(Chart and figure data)
┄┄┄┄┄┄┄┄┄┄

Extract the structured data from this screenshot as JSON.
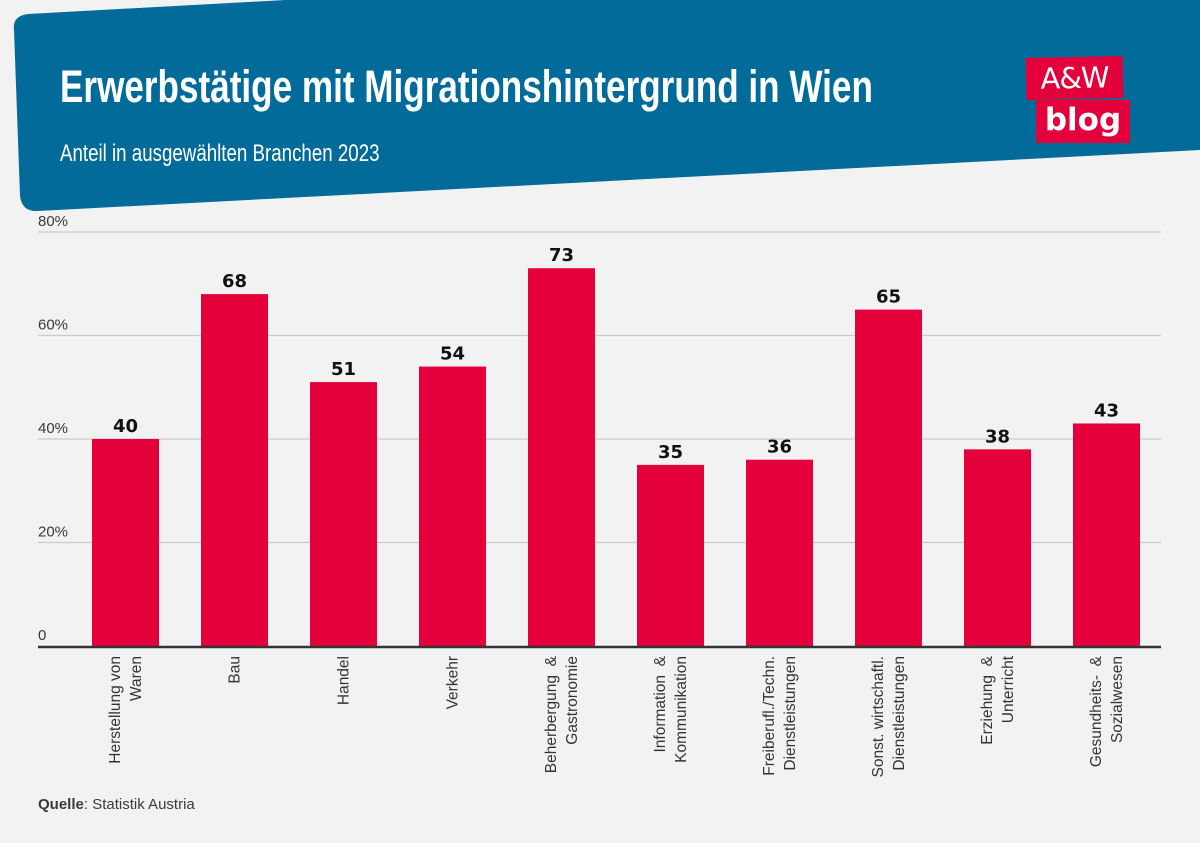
{
  "header": {
    "title": "Erwerbstätige mit Migrationshintergrund in Wien",
    "subtitle": "Anteil in ausgewählten Branchen 2023",
    "banner_color": "#036b99"
  },
  "logo": {
    "line1": "A&W",
    "line2": "blog",
    "color": "#e4003a"
  },
  "source": {
    "label": "Quelle",
    "separator": ": ",
    "text": "Statistik Austria"
  },
  "chart_data": {
    "type": "bar",
    "title": "Erwerbstätige mit Migrationshintergrund in Wien",
    "subtitle": "Anteil in ausgewählten Branchen 2023",
    "xlabel": "",
    "ylabel": "",
    "ylim": [
      0,
      80
    ],
    "yticks": [
      0,
      20,
      40,
      60,
      80
    ],
    "ytick_labels": [
      "0",
      "20%",
      "40%",
      "60%",
      "80%"
    ],
    "grid": true,
    "legend": "none",
    "bar_color": "#e4003a",
    "categories": [
      [
        "Herstellung von",
        "Waren"
      ],
      [
        "Bau"
      ],
      [
        "Handel"
      ],
      [
        "Verkehr"
      ],
      [
        "Beherbergung  &",
        "Gastronomie"
      ],
      [
        "Information  &",
        "Kommunikation"
      ],
      [
        "Freiberufl./Techn.",
        "Dienstleistungen"
      ],
      [
        "Sonst. wirtschaftl.",
        "Dienstleistungen"
      ],
      [
        "Erziehung  &",
        "Unterricht"
      ],
      [
        "Gesundheits-  &",
        "Sozialwesen"
      ]
    ],
    "values": [
      40,
      68,
      51,
      54,
      73,
      35,
      36,
      65,
      38,
      43
    ],
    "data_labels": [
      "40",
      "68",
      "51",
      "54",
      "73",
      "35",
      "36",
      "65",
      "38",
      "43"
    ]
  }
}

┄┄┄┄┄┄┄┄┄┄

Print the complete listing exactly, apart from any pictures.

- **OUTPUT BELOW**:
Extract the structured data from this screenshot as JSON.
{
  "header": {
    "title": "Erwerbstätige mit Migrationshintergrund in Wien",
    "subtitle": "Anteil in ausgewählten Branchen 2023",
    "banner_color": "#036b99"
  },
  "logo": {
    "line1": "A&W",
    "line2": "blog",
    "color": "#e4003a"
  },
  "source": {
    "label": "Quelle",
    "separator": ": ",
    "text": "Statistik Austria"
  },
  "chart_data": {
    "type": "bar",
    "title": "Erwerbstätige mit Migrationshintergrund in Wien",
    "subtitle": "Anteil in ausgewählten Branchen 2023",
    "xlabel": "",
    "ylabel": "",
    "ylim": [
      0,
      80
    ],
    "yticks": [
      0,
      20,
      40,
      60,
      80
    ],
    "ytick_labels": [
      "0",
      "20%",
      "40%",
      "60%",
      "80%"
    ],
    "grid": true,
    "legend": "none",
    "bar_color": "#e4003a",
    "categories": [
      [
        "Herstellung von",
        "Waren"
      ],
      [
        "Bau"
      ],
      [
        "Handel"
      ],
      [
        "Verkehr"
      ],
      [
        "Beherbergung  &",
        "Gastronomie"
      ],
      [
        "Information  &",
        "Kommunikation"
      ],
      [
        "Freiberufl./Techn.",
        "Dienstleistungen"
      ],
      [
        "Sonst. wirtschaftl.",
        "Dienstleistungen"
      ],
      [
        "Erziehung  &",
        "Unterricht"
      ],
      [
        "Gesundheits-  &",
        "Sozialwesen"
      ]
    ],
    "values": [
      40,
      68,
      51,
      54,
      73,
      35,
      36,
      65,
      38,
      43
    ],
    "data_labels": [
      "40",
      "68",
      "51",
      "54",
      "73",
      "35",
      "36",
      "65",
      "38",
      "43"
    ]
  }
}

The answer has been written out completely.